start

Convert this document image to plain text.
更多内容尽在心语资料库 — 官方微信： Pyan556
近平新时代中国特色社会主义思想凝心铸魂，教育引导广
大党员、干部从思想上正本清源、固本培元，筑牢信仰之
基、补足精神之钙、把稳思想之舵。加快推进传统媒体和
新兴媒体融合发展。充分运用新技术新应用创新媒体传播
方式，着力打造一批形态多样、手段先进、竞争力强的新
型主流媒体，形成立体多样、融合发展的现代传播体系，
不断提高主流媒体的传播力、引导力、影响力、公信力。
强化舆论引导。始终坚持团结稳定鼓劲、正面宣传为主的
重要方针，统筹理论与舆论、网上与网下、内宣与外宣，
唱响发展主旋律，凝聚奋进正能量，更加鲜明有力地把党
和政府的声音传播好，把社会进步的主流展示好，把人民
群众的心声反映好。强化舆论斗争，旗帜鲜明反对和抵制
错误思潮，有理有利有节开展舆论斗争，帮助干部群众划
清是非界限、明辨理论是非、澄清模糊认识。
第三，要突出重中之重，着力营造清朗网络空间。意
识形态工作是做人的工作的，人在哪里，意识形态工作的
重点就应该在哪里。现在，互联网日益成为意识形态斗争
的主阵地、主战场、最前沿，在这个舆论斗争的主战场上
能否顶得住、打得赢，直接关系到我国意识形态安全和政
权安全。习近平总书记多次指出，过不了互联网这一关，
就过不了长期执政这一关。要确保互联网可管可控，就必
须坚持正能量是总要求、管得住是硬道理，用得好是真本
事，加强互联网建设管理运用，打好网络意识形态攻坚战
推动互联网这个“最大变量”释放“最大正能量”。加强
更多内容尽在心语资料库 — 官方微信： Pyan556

end

Copy out all of the lines above exactly.

• **Finished task**
Convert this document image to plain text.
更多内容尽在心语资料库 — 官方微信： Pyan556
近平新时代中国特色社会主义思想凝心铸魂，教育引导广
大党员、干部从思想上正本清源、固本培元，筑牢信仰之
基、补足精神之钙、把稳思想之舵。加快推进传统媒体和
新兴媒体融合发展。充分运用新技术新应用创新媒体传播
方式，着力打造一批形态多样、手段先进、竞争力强的新
型主流媒体，形成立体多样、融合发展的现代传播体系，
不断提高主流媒体的传播力、引导力、影响力、公信力。
强化舆论引导。始终坚持团结稳定鼓劲、正面宣传为主的
重要方针，统筹理论与舆论、网上与网下、内宣与外宣，
唱响发展主旋律，凝聚奋进正能量，更加鲜明有力地把党
和政府的声音传播好，把社会进步的主流展示好，把人民
群众的心声反映好。强化舆论斗争，旗帜鲜明反对和抵制
错误思潮，有理有利有节开展舆论斗争，帮助干部群众划
清是非界限、明辨理论是非、澄清模糊认识。
第三，要突出重中之重，着力营造清朗网络空间。意
识形态工作是做人的工作的，人在哪里，意识形态工作的
重点就应该在哪里。现在，互联网日益成为意识形态斗争
的主阵地、主战场、最前沿，在这个舆论斗争的主战场上
能否顶得住、打得赢，直接关系到我国意识形态安全和政
权安全。习近平总书记多次指出，过不了互联网这一关，
就过不了长期执政这一关。要确保互联网可管可控，就必
须坚持正能量是总要求、管得住是硬道理，用得好是真本
事，加强互联网建设管理运用，打好网络意识形态攻坚战
推动互联网这个“最大变量”释放“最大正能量”。加强
更多内容尽在心语资料库 — 官方微信： Pyan556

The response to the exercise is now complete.